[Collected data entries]
================================
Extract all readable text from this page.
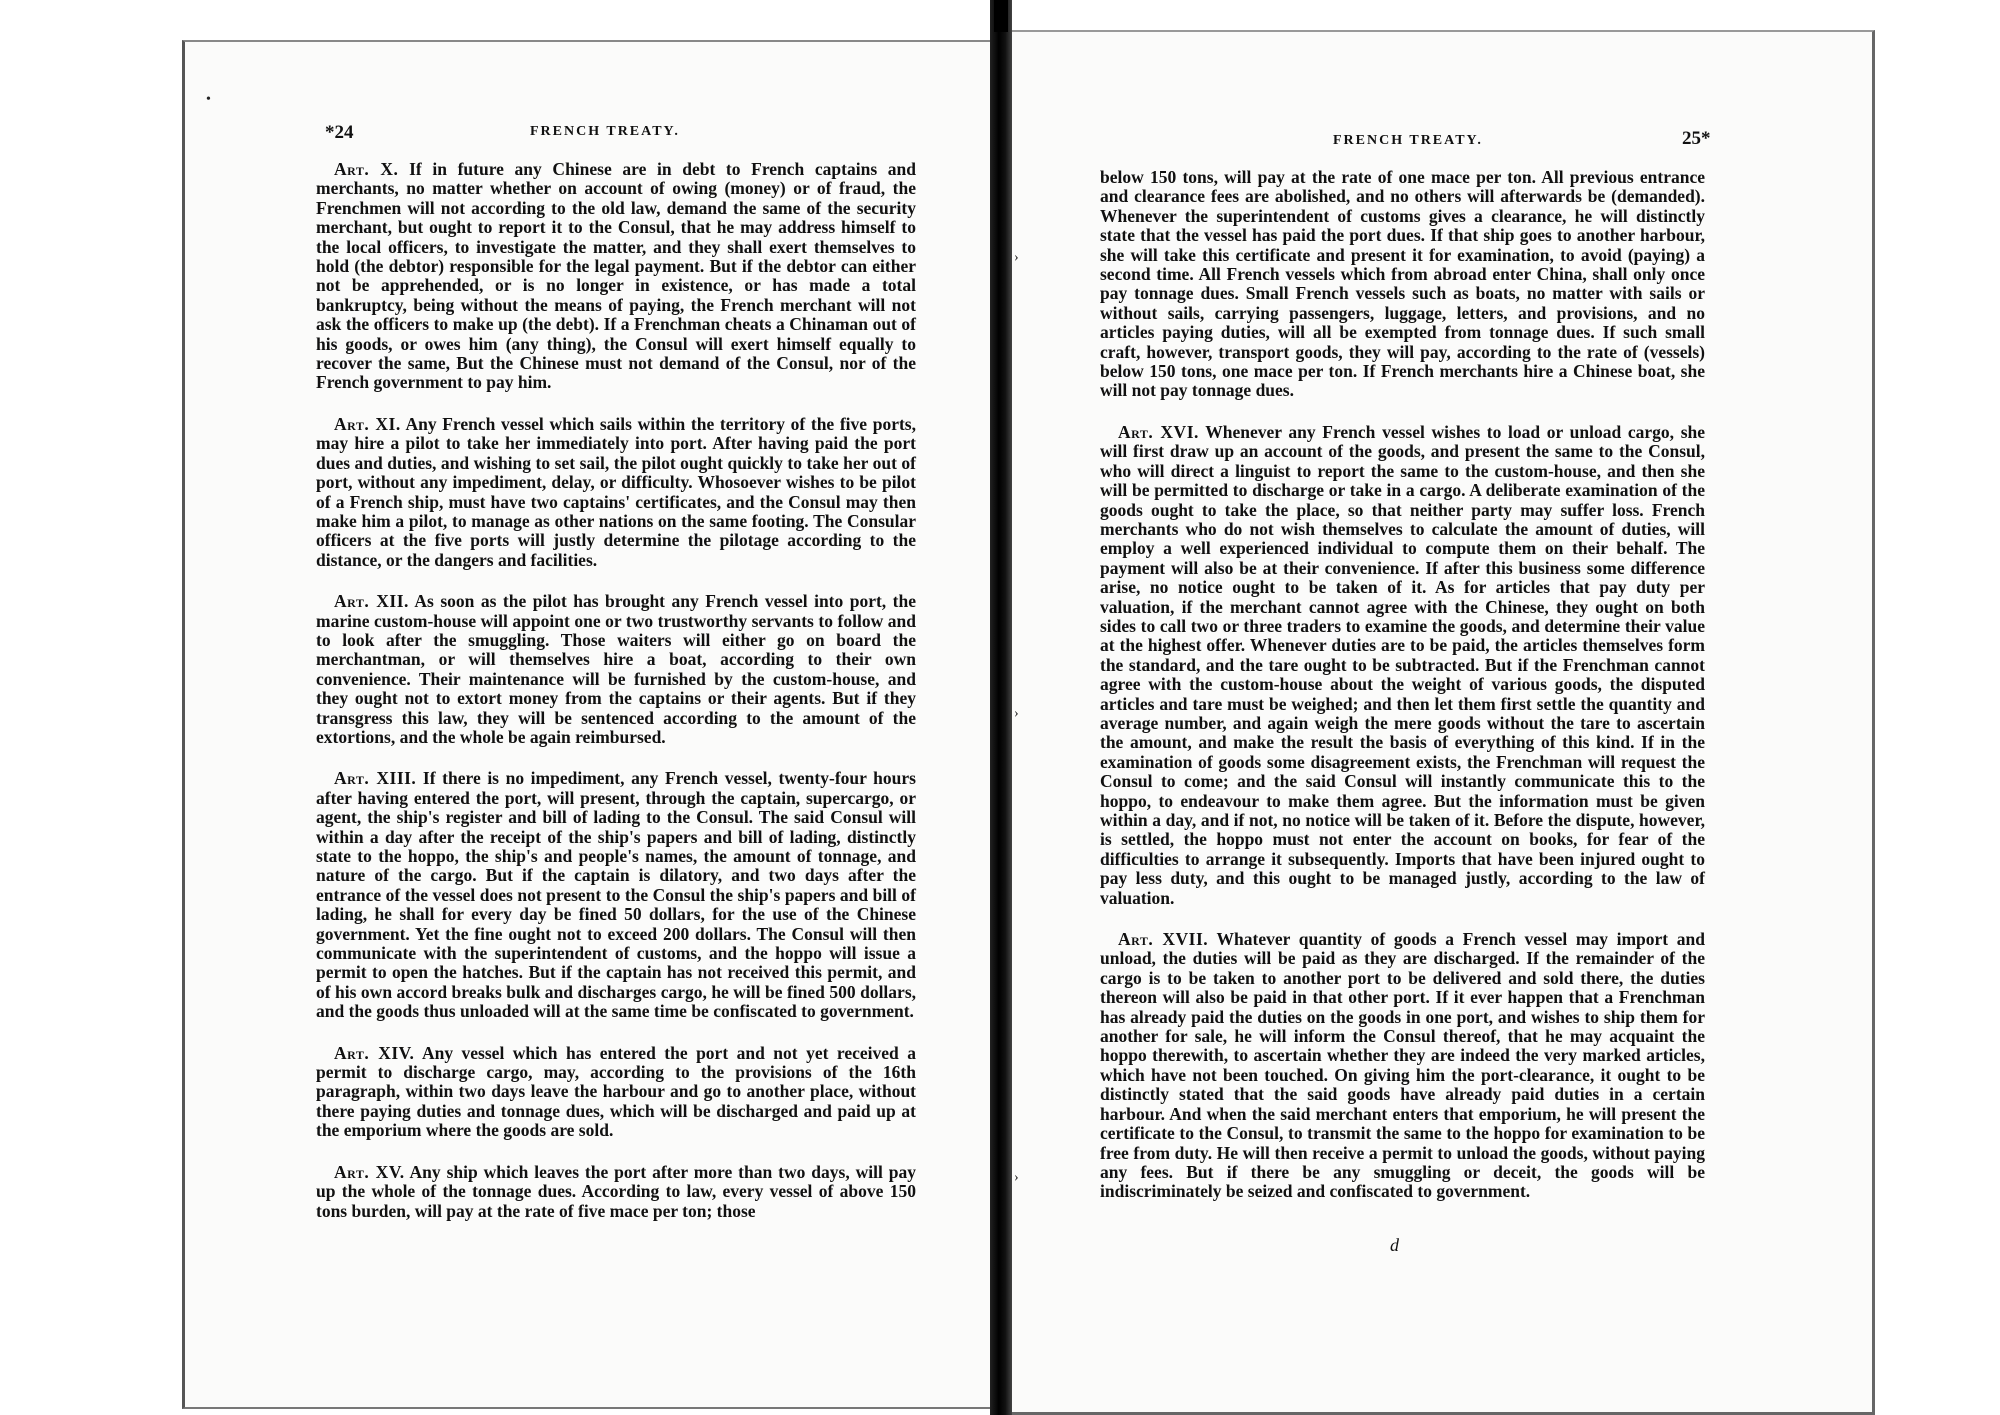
•
›
›
›
*24	FRENCH TREATY.

Art. X. If in future any Chinese are in debt to French captains and merchants, no matter whether on account of owing (money) or of fraud, the Frenchmen will not according to the old law, demand the same of the security merchant, but ought to report it to the Consul, that he may address himself to the local officers, to investigate the matter, and they shall exert themselves to hold (the debtor) responsible for the legal payment. But if the debtor can either not be apprehended, or is no longer in existence, or has made a total bankruptcy, being without the means of paying, the French merchant will not ask the officers to make up (the debt). If a Frenchman cheats a Chinaman out of his goods, or owes him (any thing), the Consul will exert himself equally to recover the same, But the Chinese must not demand of the Consul, nor of the French government to pay him.

Art. XI. Any French vessel which sails within the territory of the five ports, may hire a pilot to take her immediately into port. After having paid the port dues and duties, and wishing to set sail, the pilot ought quickly to take her out of port, without any impediment, delay, or difficulty. Whosoever wishes to be pilot of a French ship, must have two captains' certificates, and the Consul may then make him a pilot, to manage as other nations on the same footing. The Consular officers at the five ports will justly determine the pilotage according to the distance, or the dangers and facilities.

Art. XII. As soon as the pilot has brought any French vessel into port, the marine custom-house will appoint one or two trustworthy servants to follow and to look after the smuggling. Those waiters will either go on board the merchantman, or will themselves hire a boat, according to their own convenience. Their maintenance will be furnished by the custom-house, and they ought not to extort money from the captains or their agents. But if they transgress this law, they will be sentenced according to the amount of the extortions, and the whole be again reimbursed.

Art. XIII. If there is no impediment, any French vessel, twenty-four hours after having entered the port, will present, through the captain, supercargo, or agent, the ship's register and bill of lading to the Consul. The said Consul will within a day after the receipt of the ship's papers and bill of lading, distinctly state to the hoppo, the ship's and people's names, the amount of tonnage, and nature of the cargo. But if the captain is dilatory, and two days after the entrance of the vessel does not present to the Consul the ship's papers and bill of lading, he shall for every day be fined 50 dollars, for the use of the Chinese government. Yet the fine ought not to exceed 200 dollars. The Consul will then communicate with the superintendent of customs, and the hoppo will issue a permit to open the hatches. But if the captain has not received this permit, and of his own accord breaks bulk and discharges cargo, he will be fined 500 dollars, and the goods thus unloaded will at the same time be confiscated to government.

Art. XIV. Any vessel which has entered the port and not yet received a permit to discharge cargo, may, according to the provisions of the 16th paragraph, within two days leave the harbour and go to another place, without there paying duties and tonnage dues, which will be discharged and paid up at the emporium where the goods are sold.

Art. XV. Any ship which leaves the port after more than two days, will pay up the whole of the tonnage dues. According to law, every vessel of above 150 tons burden, will pay at the rate of five mace per ton; those

FRENCH TREATY.	25*

below 150 tons, will pay at the rate of one mace per ton. All previous entrance and clearance fees are abolished, and no others will afterwards be (demanded). Whenever the superintendent of customs gives a clearance, he will distinctly state that the vessel has paid the port dues. If that ship goes to another harbour, she will take this certificate and present it for examination, to avoid (paying) a second time. All French vessels which from abroad enter China, shall only once pay tonnage dues. Small French vessels such as boats, no matter with sails or without sails, carrying passengers, luggage, letters, and provisions, and no articles paying duties, will all be exempted from tonnage dues. If such small craft, however, transport goods, they will pay, according to the rate of (vessels) below 150 tons, one mace per ton. If French merchants hire a Chinese boat, she will not pay tonnage dues.

Art. XVI. Whenever any French vessel wishes to load or unload cargo, she will first draw up an account of the goods, and present the same to the Consul, who will direct a linguist to report the same to the custom-house, and then she will be permitted to discharge or take in a cargo. A deliberate examination of the goods ought to take the place, so that neither party may suffer loss. French merchants who do not wish themselves to calculate the amount of duties, will employ a well experienced individual to compute them on their behalf. The payment will also be at their convenience. If after this business some difference arise, no notice ought to be taken of it. As for articles that pay duty per valuation, if the merchant cannot agree with the Chinese, they ought on both sides to call two or three traders to examine the goods, and determine their value at the highest offer. Whenever duties are to be paid, the articles themselves form the standard, and the tare ought to be subtracted. But if the Frenchman cannot agree with the custom-house about the weight of various goods, the disputed articles and tare must be weighed; and then let them first settle the quantity and average number, and again weigh the mere goods without the tare to ascertain the amount, and make the result the basis of everything of this kind. If in the examination of goods some disagreement exists, the Frenchman will request the Consul to come; and the said Consul will instantly communicate this to the hoppo, to endeavour to make them agree. But the information must be given within a day, and if not, no notice will be taken of it. Before the dispute, however, is settled, the hoppo must not enter the account on books, for fear of the difficulties to arrange it subsequently. Imports that have been injured ought to pay less duty, and this ought to be managed justly, according to the law of valuation.

Art. XVII. Whatever quantity of goods a French vessel may import and unload, the duties will be paid as they are discharged. If the remainder of the cargo is to be taken to another port to be delivered and sold there, the duties thereon will also be paid in that other port. If it ever happen that a Frenchman has already paid the duties on the goods in one port, and wishes to ship them for another for sale, he will inform the Consul thereof, that he may acquaint the hoppo therewith, to ascertain whether they are indeed the very marked articles, which have not been touched. On giving him the port-clearance, it ought to be distinctly stated that the said goods have already paid duties in a certain harbour. And when the said merchant enters that emporium, he will present the certificate to the Consul, to transmit the same to the hoppo for examination to be free from duty. He will then receive a permit to unload the goods, without paying any fees. But if there be any smuggling or deceit, the goods will be indiscriminately be seized and confiscated to government.

d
================================
■ **What is required**
Write out the records above exactly as they stand, leaving out every picture.

■ **Output below**
Extract all readable text from this page.
•
›
›
›
*24	FRENCH TREATY.

Art. X. If in future any Chinese are in debt to French captains and merchants, no matter whether on account of owing (money) or of fraud, the Frenchmen will not according to the old law, demand the same of the security merchant, but ought to report it to the Consul, that he may address himself to the local officers, to investigate the matter, and they shall exert themselves to hold (the debtor) responsible for the legal payment. But if the debtor can either not be apprehended, or is no longer in existence, or has made a total bankruptcy, being without the means of paying, the French merchant will not ask the officers to make up (the debt). If a Frenchman cheats a Chinaman out of his goods, or owes him (any thing), the Consul will exert himself equally to recover the same, But the Chinese must not demand of the Consul, nor of the French government to pay him.

Art. XI. Any French vessel which sails within the territory of the five ports, may hire a pilot to take her immediately into port. After having paid the port dues and duties, and wishing to set sail, the pilot ought quickly to take her out of port, without any impediment, delay, or difficulty. Whosoever wishes to be pilot of a French ship, must have two captains' certificates, and the Consul may then make him a pilot, to manage as other nations on the same footing. The Consular officers at the five ports will justly determine the pilotage according to the distance, or the dangers and facilities.

Art. XII. As soon as the pilot has brought any French vessel into port, the marine custom-house will appoint one or two trustworthy servants to follow and to look after the smuggling. Those waiters will either go on board the merchantman, or will themselves hire a boat, according to their own convenience. Their maintenance will be furnished by the custom-house, and they ought not to extort money from the captains or their agents. But if they transgress this law, they will be sentenced according to the amount of the extortions, and the whole be again reimbursed.

Art. XIII. If there is no impediment, any French vessel, twenty-four hours after having entered the port, will present, through the captain, supercargo, or agent, the ship's register and bill of lading to the Consul. The said Consul will within a day after the receipt of the ship's papers and bill of lading, distinctly state to the hoppo, the ship's and people's names, the amount of tonnage, and nature of the cargo. But if the captain is dilatory, and two days after the entrance of the vessel does not present to the Consul the ship's papers and bill of lading, he shall for every day be fined 50 dollars, for the use of the Chinese government. Yet the fine ought not to exceed 200 dollars. The Consul will then communicate with the superintendent of customs, and the hoppo will issue a permit to open the hatches. But if the captain has not received this permit, and of his own accord breaks bulk and discharges cargo, he will be fined 500 dollars, and the goods thus unloaded will at the same time be confiscated to government.

Art. XIV. Any vessel which has entered the port and not yet received a permit to discharge cargo, may, according to the provisions of the 16th paragraph, within two days leave the harbour and go to another place, without there paying duties and tonnage dues, which will be discharged and paid up at the emporium where the goods are sold.

Art. XV. Any ship which leaves the port after more than two days, will pay up the whole of the tonnage dues. According to law, every vessel of above 150 tons burden, will pay at the rate of five mace per ton; those

FRENCH TREATY.	25*

below 150 tons, will pay at the rate of one mace per ton. All previous entrance and clearance fees are abolished, and no others will afterwards be (demanded). Whenever the superintendent of customs gives a clearance, he will distinctly state that the vessel has paid the port dues. If that ship goes to another harbour, she will take this certificate and present it for examination, to avoid (paying) a second time. All French vessels which from abroad enter China, shall only once pay tonnage dues. Small French vessels such as boats, no matter with sails or without sails, carrying passengers, luggage, letters, and provisions, and no articles paying duties, will all be exempted from tonnage dues. If such small craft, however, transport goods, they will pay, according to the rate of (vessels) below 150 tons, one mace per ton. If French merchants hire a Chinese boat, she will not pay tonnage dues.

Art. XVI. Whenever any French vessel wishes to load or unload cargo, she will first draw up an account of the goods, and present the same to the Consul, who will direct a linguist to report the same to the custom-house, and then she will be permitted to discharge or take in a cargo. A deliberate examination of the goods ought to take the place, so that neither party may suffer loss. French merchants who do not wish themselves to calculate the amount of duties, will employ a well experienced individual to compute them on their behalf. The payment will also be at their convenience. If after this business some difference arise, no notice ought to be taken of it. As for articles that pay duty per valuation, if the merchant cannot agree with the Chinese, they ought on both sides to call two or three traders to examine the goods, and determine their value at the highest offer. Whenever duties are to be paid, the articles themselves form the standard, and the tare ought to be subtracted. But if the Frenchman cannot agree with the custom-house about the weight of various goods, the disputed articles and tare must be weighed; and then let them first settle the quantity and average number, and again weigh the mere goods without the tare to ascertain the amount, and make the result the basis of everything of this kind. If in the examination of goods some disagreement exists, the Frenchman will request the Consul to come; and the said Consul will instantly communicate this to the hoppo, to endeavour to make them agree. But the information must be given within a day, and if not, no notice will be taken of it. Before the dispute, however, is settled, the hoppo must not enter the account on books, for fear of the difficulties to arrange it subsequently. Imports that have been injured ought to pay less duty, and this ought to be managed justly, according to the law of valuation.

Art. XVII. Whatever quantity of goods a French vessel may import and unload, the duties will be paid as they are discharged. If the remainder of the cargo is to be taken to another port to be delivered and sold there, the duties thereon will also be paid in that other port. If it ever happen that a Frenchman has already paid the duties on the goods in one port, and wishes to ship them for another for sale, he will inform the Consul thereof, that he may acquaint the hoppo therewith, to ascertain whether they are indeed the very marked articles, which have not been touched. On giving him the port-clearance, it ought to be distinctly stated that the said goods have already paid duties in a certain harbour. And when the said merchant enters that emporium, he will present the certificate to the Consul, to transmit the same to the hoppo for examination to be free from duty. He will then receive a permit to unload the goods, without paying any fees. But if there be any smuggling or deceit, the goods will be indiscriminately be seized and confiscated to government.

d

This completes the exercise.